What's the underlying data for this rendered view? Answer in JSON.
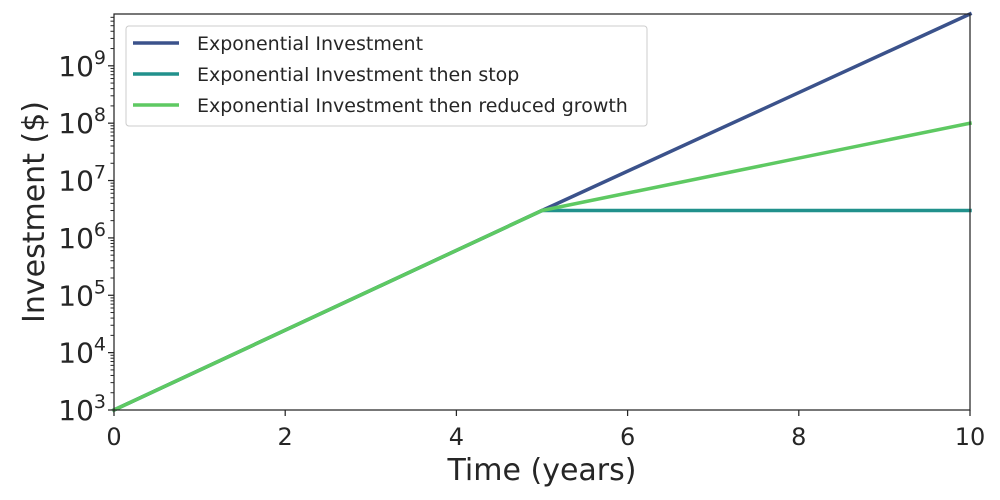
{
  "chart_data": {
    "type": "line",
    "xlabel": "Time (years)",
    "ylabel": "Investment ($)",
    "xlim": [
      0,
      10
    ],
    "ylim": [
      1000,
      8000000000
    ],
    "yscale": "log",
    "grid": false,
    "legend_position": "top-left",
    "x_ticks": [
      0,
      2,
      4,
      6,
      8,
      10
    ],
    "y_ticks": [
      1000,
      10000,
      100000,
      1000000,
      10000000,
      100000000,
      1000000000
    ],
    "y_tick_exponents": [
      "3",
      "4",
      "5",
      "6",
      "7",
      "8",
      "9"
    ],
    "y_tick_base": "10",
    "series": [
      {
        "name": "Exponential Investment",
        "color": "#3b528b",
        "x": [
          0,
          5,
          10
        ],
        "y": [
          1000,
          3000000,
          8000000000
        ]
      },
      {
        "name": "Exponential Investment then stop",
        "color": "#21918c",
        "x": [
          0,
          5,
          10
        ],
        "y": [
          1000,
          3000000,
          3000000
        ]
      },
      {
        "name": "Exponential Investment then reduced growth",
        "color": "#5ec962",
        "x": [
          0,
          5,
          10
        ],
        "y": [
          1000,
          3000000,
          100000000
        ]
      }
    ]
  }
}
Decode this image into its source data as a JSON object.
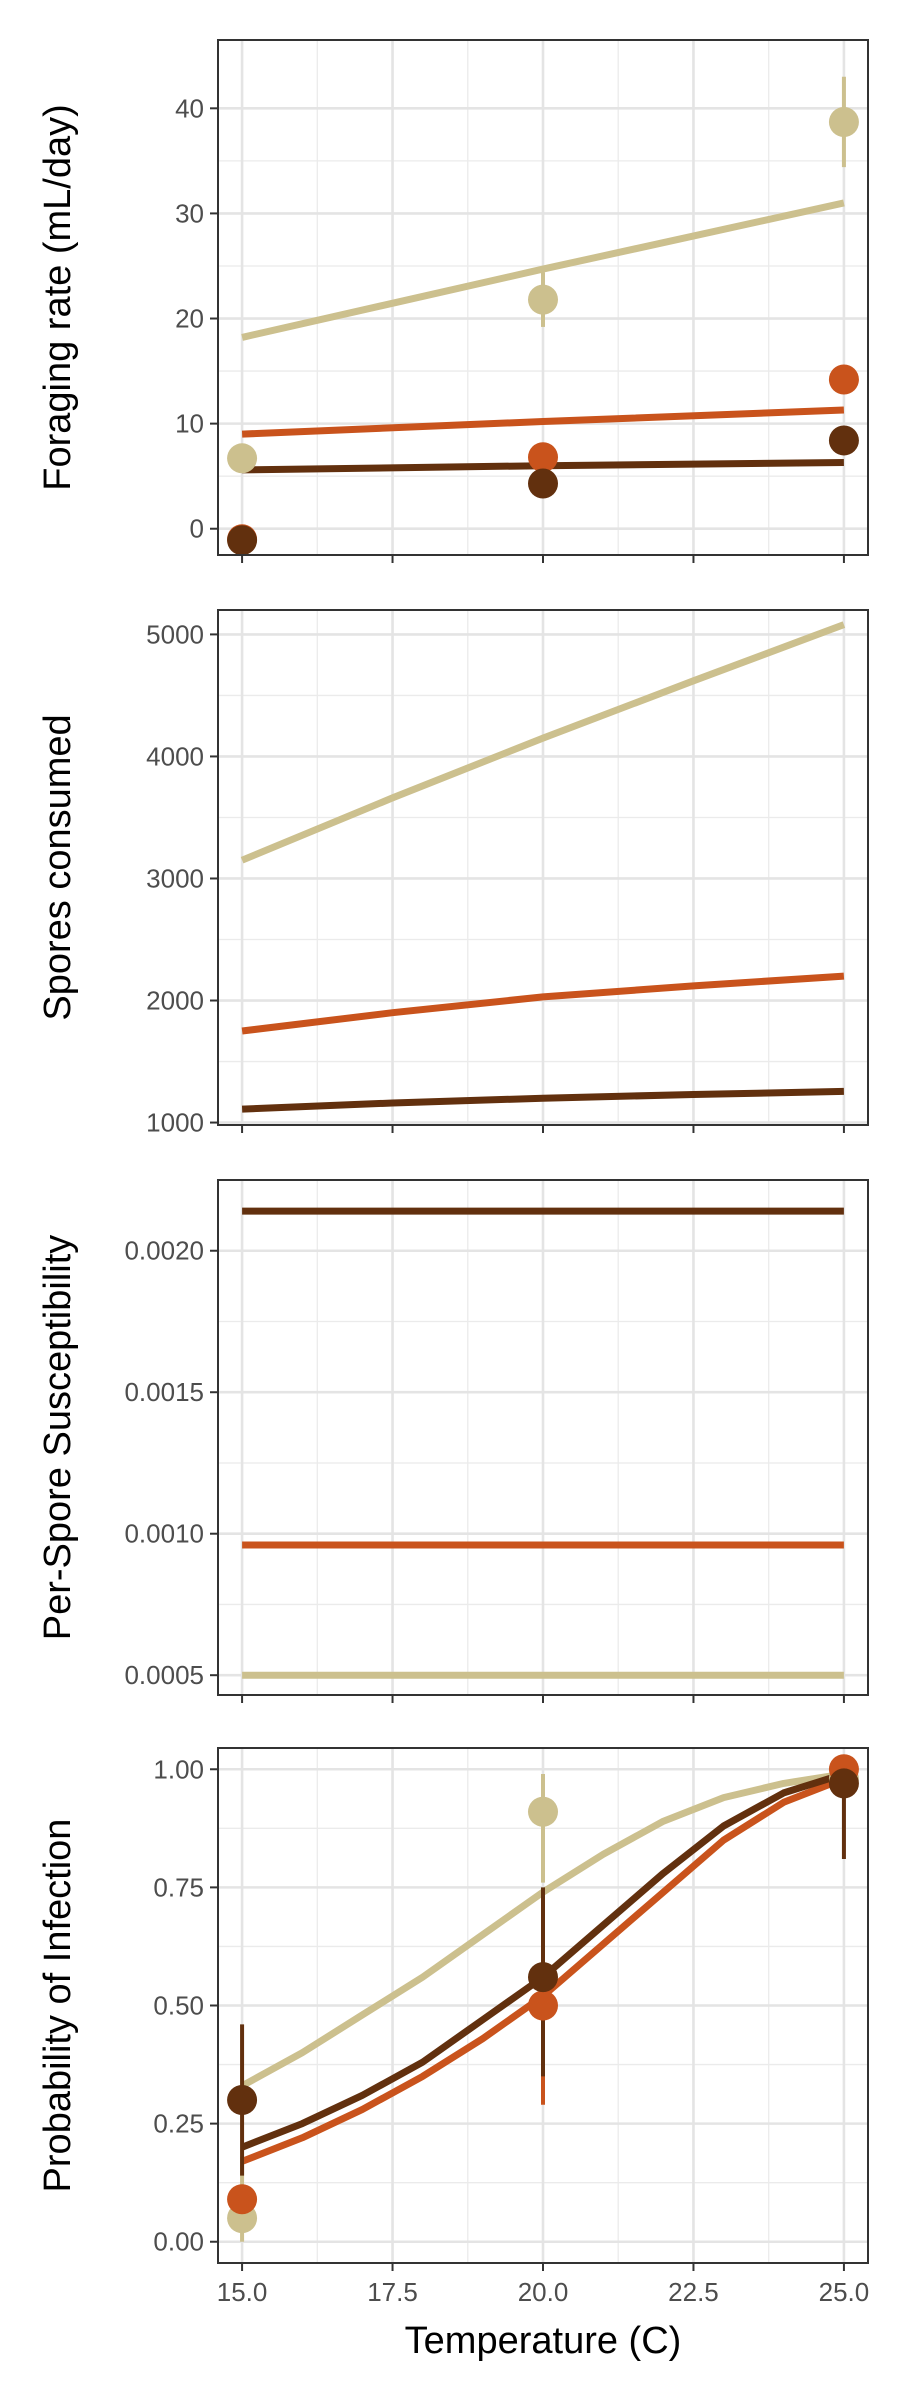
{
  "colors": {
    "light": "#CCC08E",
    "orange": "#C9531C",
    "dark": "#62300E"
  },
  "xaxis": {
    "label": "Temperature (C)",
    "lim": [
      14.6,
      25.4
    ],
    "ticks": [
      15,
      17.5,
      20,
      22.5,
      25
    ],
    "tick_labels": [
      "15.0",
      "17.5",
      "20.0",
      "22.5",
      "25.0"
    ]
  },
  "chart_data": [
    {
      "type": "line",
      "ylabel": "Foraging rate (mL/day)",
      "ylim": [
        -2.5,
        46.5
      ],
      "yticks": [
        0,
        10,
        20,
        30,
        40
      ],
      "ytick_labels": [
        "0",
        "10",
        "20",
        "30",
        "40"
      ],
      "grid": true,
      "x": [
        15,
        20,
        25
      ],
      "series": [
        {
          "color": "light",
          "line": [
            [
              15,
              18.2
            ],
            [
              20,
              24.7
            ],
            [
              25,
              31.0
            ]
          ],
          "points": [
            [
              15,
              6.7
            ],
            [
              20,
              21.8
            ],
            [
              25,
              38.7
            ]
          ],
          "errors": [
            [
              15,
              5.7,
              7.7
            ],
            [
              20,
              19.2,
              24.4
            ],
            [
              25,
              34.4,
              43.0
            ]
          ]
        },
        {
          "color": "orange",
          "line": [
            [
              15,
              9.0
            ],
            [
              20,
              10.2
            ],
            [
              25,
              11.3
            ]
          ],
          "points": [
            [
              15,
              -1.0
            ],
            [
              20,
              6.8
            ],
            [
              25,
              14.2
            ]
          ],
          "errors": []
        },
        {
          "color": "dark",
          "line": [
            [
              15,
              5.6
            ],
            [
              20,
              6.0
            ],
            [
              25,
              6.3
            ]
          ],
          "points": [
            [
              15,
              -1.1
            ],
            [
              20,
              4.3
            ],
            [
              25,
              8.4
            ]
          ],
          "errors": []
        }
      ]
    },
    {
      "type": "line",
      "ylabel": "Spores consumed",
      "ylim": [
        980,
        5200
      ],
      "yticks": [
        1000,
        2000,
        3000,
        4000,
        5000
      ],
      "ytick_labels": [
        "1000",
        "2000",
        "3000",
        "4000",
        "5000"
      ],
      "grid": true,
      "x": [
        15,
        20,
        25
      ],
      "series": [
        {
          "color": "light",
          "line": [
            [
              15,
              3150
            ],
            [
              17.5,
              3660
            ],
            [
              20,
              4150
            ],
            [
              22.5,
              4620
            ],
            [
              25,
              5080
            ]
          ],
          "points": [],
          "errors": []
        },
        {
          "color": "orange",
          "line": [
            [
              15,
              1750
            ],
            [
              17.5,
              1900
            ],
            [
              20,
              2030
            ],
            [
              22.5,
              2120
            ],
            [
              25,
              2200
            ]
          ],
          "points": [],
          "errors": []
        },
        {
          "color": "dark",
          "line": [
            [
              15,
              1110
            ],
            [
              17.5,
              1160
            ],
            [
              20,
              1200
            ],
            [
              22.5,
              1230
            ],
            [
              25,
              1255
            ]
          ],
          "points": [],
          "errors": []
        }
      ]
    },
    {
      "type": "line",
      "ylabel": "Per-Spore Susceptibility",
      "ylim": [
        0.00043,
        0.00225
      ],
      "yticks": [
        0.0005,
        0.001,
        0.0015,
        0.002
      ],
      "ytick_labels": [
        "0.0005",
        "0.0010",
        "0.0015",
        "0.0020"
      ],
      "grid": true,
      "x": [
        15,
        20,
        25
      ],
      "series": [
        {
          "color": "dark",
          "line": [
            [
              15,
              0.00214
            ],
            [
              25,
              0.00214
            ]
          ],
          "points": [],
          "errors": []
        },
        {
          "color": "orange",
          "line": [
            [
              15,
              0.00096
            ],
            [
              25,
              0.00096
            ]
          ],
          "points": [],
          "errors": []
        },
        {
          "color": "light",
          "line": [
            [
              15,
              0.0005
            ],
            [
              25,
              0.0005
            ]
          ],
          "points": [],
          "errors": []
        }
      ]
    },
    {
      "type": "line",
      "ylabel": "Probability of Infection",
      "ylim": [
        -0.045,
        1.045
      ],
      "yticks": [
        0,
        0.25,
        0.5,
        0.75,
        1
      ],
      "ytick_labels": [
        "0.00",
        "0.25",
        "0.50",
        "0.75",
        "1.00"
      ],
      "grid": true,
      "x": [
        15,
        20,
        25
      ],
      "series": [
        {
          "color": "light",
          "line": [
            [
              15,
              0.33
            ],
            [
              16,
              0.4
            ],
            [
              17,
              0.48
            ],
            [
              18,
              0.56
            ],
            [
              19,
              0.65
            ],
            [
              20,
              0.74
            ],
            [
              21,
              0.82
            ],
            [
              22,
              0.89
            ],
            [
              23,
              0.94
            ],
            [
              24,
              0.97
            ],
            [
              25,
              0.99
            ]
          ],
          "points": [
            [
              15,
              0.05
            ],
            [
              20,
              0.91
            ],
            [
              25,
              0.98
            ]
          ],
          "errors": [
            [
              15,
              0.0,
              0.18
            ],
            [
              20,
              0.76,
              0.99
            ]
          ]
        },
        {
          "color": "orange",
          "line": [
            [
              15,
              0.17
            ],
            [
              16,
              0.22
            ],
            [
              17,
              0.28
            ],
            [
              18,
              0.35
            ],
            [
              19,
              0.43
            ],
            [
              20,
              0.52
            ],
            [
              21,
              0.63
            ],
            [
              22,
              0.74
            ],
            [
              23,
              0.85
            ],
            [
              24,
              0.93
            ],
            [
              25,
              0.98
            ]
          ],
          "points": [
            [
              15,
              0.09
            ],
            [
              20,
              0.5
            ],
            [
              25,
              1.0
            ]
          ],
          "errors": [
            [
              20,
              0.29,
              0.7
            ]
          ]
        },
        {
          "color": "dark",
          "line": [
            [
              15,
              0.2
            ],
            [
              16,
              0.25
            ],
            [
              17,
              0.31
            ],
            [
              18,
              0.38
            ],
            [
              19,
              0.47
            ],
            [
              20,
              0.56
            ],
            [
              21,
              0.67
            ],
            [
              22,
              0.78
            ],
            [
              23,
              0.88
            ],
            [
              24,
              0.95
            ],
            [
              25,
              0.99
            ]
          ],
          "points": [
            [
              15,
              0.3
            ],
            [
              20,
              0.56
            ],
            [
              25,
              0.97
            ]
          ],
          "errors": [
            [
              15,
              0.14,
              0.46
            ],
            [
              20,
              0.35,
              0.75
            ],
            [
              25,
              0.81,
              1.0
            ]
          ]
        }
      ]
    }
  ]
}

__________________________________________________

**The problem:** Except for the pictures, reproduce every line exactly.

**Solved problem:**
What's the underlying data for this rendered view? Answer in JSON.
{
  "chart_data": {
    "type": "line",
    "xlabel": "Time (years)",
    "ylabel": "Investment ($)",
    "xlim": [
      0,
      10
    ],
    "ylim": [
      1000,
      8000000000
    ],
    "yscale": "log",
    "grid": false,
    "legend_position": "top-left",
    "x_ticks": [
      0,
      2,
      4,
      6,
      8,
      10
    ],
    "y_ticks": [
      1000,
      10000,
      100000,
      1000000,
      10000000,
      100000000,
      1000000000
    ],
    "y_tick_exponents": [
      "3",
      "4",
      "5",
      "6",
      "7",
      "8",
      "9"
    ],
    "y_tick_base": "10",
    "series": [
      {
        "name": "Exponential Investment",
        "color": "#3b528b",
        "x": [
          0,
          5,
          10
        ],
        "y": [
          1000,
          3000000,
          8000000000
        ]
      },
      {
        "name": "Exponential Investment then stop",
        "color": "#21918c",
        "x": [
          0,
          5,
          10
        ],
        "y": [
          1000,
          3000000,
          3000000
        ]
      },
      {
        "name": "Exponential Investment then reduced growth",
        "color": "#5ec962",
        "x": [
          0,
          5,
          10
        ],
        "y": [
          1000,
          3000000,
          100000000
        ]
      }
    ]
  }
}
Decode this image into its source data as a JSON object.
{
  "colors": {
    "light": "#CCC08E",
    "orange": "#C9531C",
    "dark": "#62300E"
  },
  "xaxis": {
    "label": "Temperature (C)",
    "lim": [
      14.6,
      25.4
    ],
    "ticks": [
      15,
      17.5,
      20,
      22.5,
      25
    ],
    "tick_labels": [
      "15.0",
      "17.5",
      "20.0",
      "22.5",
      "25.0"
    ]
  },
  "chart_data": [
    {
      "type": "line",
      "ylabel": "Foraging rate (mL/day)",
      "ylim": [
        -2.5,
        46.5
      ],
      "yticks": [
        0,
        10,
        20,
        30,
        40
      ],
      "ytick_labels": [
        "0",
        "10",
        "20",
        "30",
        "40"
      ],
      "grid": true,
      "x": [
        15,
        20,
        25
      ],
      "series": [
        {
          "color": "light",
          "line": [
            [
              15,
              18.2
            ],
            [
              20,
              24.7
            ],
            [
              25,
              31.0
            ]
          ],
          "points": [
            [
              15,
              6.7
            ],
            [
              20,
              21.8
            ],
            [
              25,
              38.7
            ]
          ],
          "errors": [
            [
              15,
              5.7,
              7.7
            ],
            [
              20,
              19.2,
              24.4
            ],
            [
              25,
              34.4,
              43.0
            ]
          ]
        },
        {
          "color": "orange",
          "line": [
            [
              15,
              9.0
            ],
            [
              20,
              10.2
            ],
            [
              25,
              11.3
            ]
          ],
          "points": [
            [
              15,
              -1.0
            ],
            [
              20,
              6.8
            ],
            [
              25,
              14.2
            ]
          ],
          "errors": []
        },
        {
          "color": "dark",
          "line": [
            [
              15,
              5.6
            ],
            [
              20,
              6.0
            ],
            [
              25,
              6.3
            ]
          ],
          "points": [
            [
              15,
              -1.1
            ],
            [
              20,
              4.3
            ],
            [
              25,
              8.4
            ]
          ],
          "errors": []
        }
      ]
    },
    {
      "type": "line",
      "ylabel": "Spores consumed",
      "ylim": [
        980,
        5200
      ],
      "yticks": [
        1000,
        2000,
        3000,
        4000,
        5000
      ],
      "ytick_labels": [
        "1000",
        "2000",
        "3000",
        "4000",
        "5000"
      ],
      "grid": true,
      "x": [
        15,
        20,
        25
      ],
      "series": [
        {
          "color": "light",
          "line": [
            [
              15,
              3150
            ],
            [
              17.5,
              3660
            ],
            [
              20,
              4150
            ],
            [
              22.5,
              4620
            ],
            [
              25,
              5080
            ]
          ],
          "points": [],
          "errors": []
        },
        {
          "color": "orange",
          "line": [
            [
              15,
              1750
            ],
            [
              17.5,
              1900
            ],
            [
              20,
              2030
            ],
            [
              22.5,
              2120
            ],
            [
              25,
              2200
            ]
          ],
          "points": [],
          "errors": []
        },
        {
          "color": "dark",
          "line": [
            [
              15,
              1110
            ],
            [
              17.5,
              1160
            ],
            [
              20,
              1200
            ],
            [
              22.5,
              1230
            ],
            [
              25,
              1255
            ]
          ],
          "points": [],
          "errors": []
        }
      ]
    },
    {
      "type": "line",
      "ylabel": "Per-Spore Susceptibility",
      "ylim": [
        0.00043,
        0.00225
      ],
      "yticks": [
        0.0005,
        0.001,
        0.0015,
        0.002
      ],
      "ytick_labels": [
        "0.0005",
        "0.0010",
        "0.0015",
        "0.0020"
      ],
      "grid": true,
      "x": [
        15,
        20,
        25
      ],
      "series": [
        {
          "color": "dark",
          "line": [
            [
              15,
              0.00214
            ],
            [
              25,
              0.00214
            ]
          ],
          "points": [],
          "errors": []
        },
        {
          "color": "orange",
          "line": [
            [
              15,
              0.00096
            ],
            [
              25,
              0.00096
            ]
          ],
          "points": [],
          "errors": []
        },
        {
          "color": "light",
          "line": [
            [
              15,
              0.0005
            ],
            [
              25,
              0.0005
            ]
          ],
          "points": [],
          "errors": []
        }
      ]
    },
    {
      "type": "line",
      "ylabel": "Probability of Infection",
      "ylim": [
        -0.045,
        1.045
      ],
      "yticks": [
        0,
        0.25,
        0.5,
        0.75,
        1
      ],
      "ytick_labels": [
        "0.00",
        "0.25",
        "0.50",
        "0.75",
        "1.00"
      ],
      "grid": true,
      "x": [
        15,
        20,
        25
      ],
      "series": [
        {
          "color": "light",
          "line": [
            [
              15,
              0.33
            ],
            [
              16,
              0.4
            ],
            [
              17,
              0.48
            ],
            [
              18,
              0.56
            ],
            [
              19,
              0.65
            ],
            [
              20,
              0.74
            ],
            [
              21,
              0.82
            ],
            [
              22,
              0.89
            ],
            [
              23,
              0.94
            ],
            [
              24,
              0.97
            ],
            [
              25,
              0.99
            ]
          ],
          "points": [
            [
              15,
              0.05
            ],
            [
              20,
              0.91
            ],
            [
              25,
              0.98
            ]
          ],
          "errors": [
            [
              15,
              0.0,
              0.18
            ],
            [
              20,
              0.76,
              0.99
            ]
          ]
        },
        {
          "color": "orange",
          "line": [
            [
              15,
              0.17
            ],
            [
              16,
              0.22
            ],
            [
              17,
              0.28
            ],
            [
              18,
              0.35
            ],
            [
              19,
              0.43
            ],
            [
              20,
              0.52
            ],
            [
              21,
              0.63
            ],
            [
              22,
              0.74
            ],
            [
              23,
              0.85
            ],
            [
              24,
              0.93
            ],
            [
              25,
              0.98
            ]
          ],
          "points": [
            [
              15,
              0.09
            ],
            [
              20,
              0.5
            ],
            [
              25,
              1.0
            ]
          ],
          "errors": [
            [
              20,
              0.29,
              0.7
            ]
          ]
        },
        {
          "color": "dark",
          "line": [
            [
              15,
              0.2
            ],
            [
              16,
              0.25
            ],
            [
              17,
              0.31
            ],
            [
              18,
              0.38
            ],
            [
              19,
              0.47
            ],
            [
              20,
              0.56
            ],
            [
              21,
              0.67
            ],
            [
              22,
              0.78
            ],
            [
              23,
              0.88
            ],
            [
              24,
              0.95
            ],
            [
              25,
              0.99
            ]
          ],
          "points": [
            [
              15,
              0.3
            ],
            [
              20,
              0.56
            ],
            [
              25,
              0.97
            ]
          ],
          "errors": [
            [
              15,
              0.14,
              0.46
            ],
            [
              20,
              0.35,
              0.75
            ],
            [
              25,
              0.81,
              1.0
            ]
          ]
        }
      ]
    }
  ]
}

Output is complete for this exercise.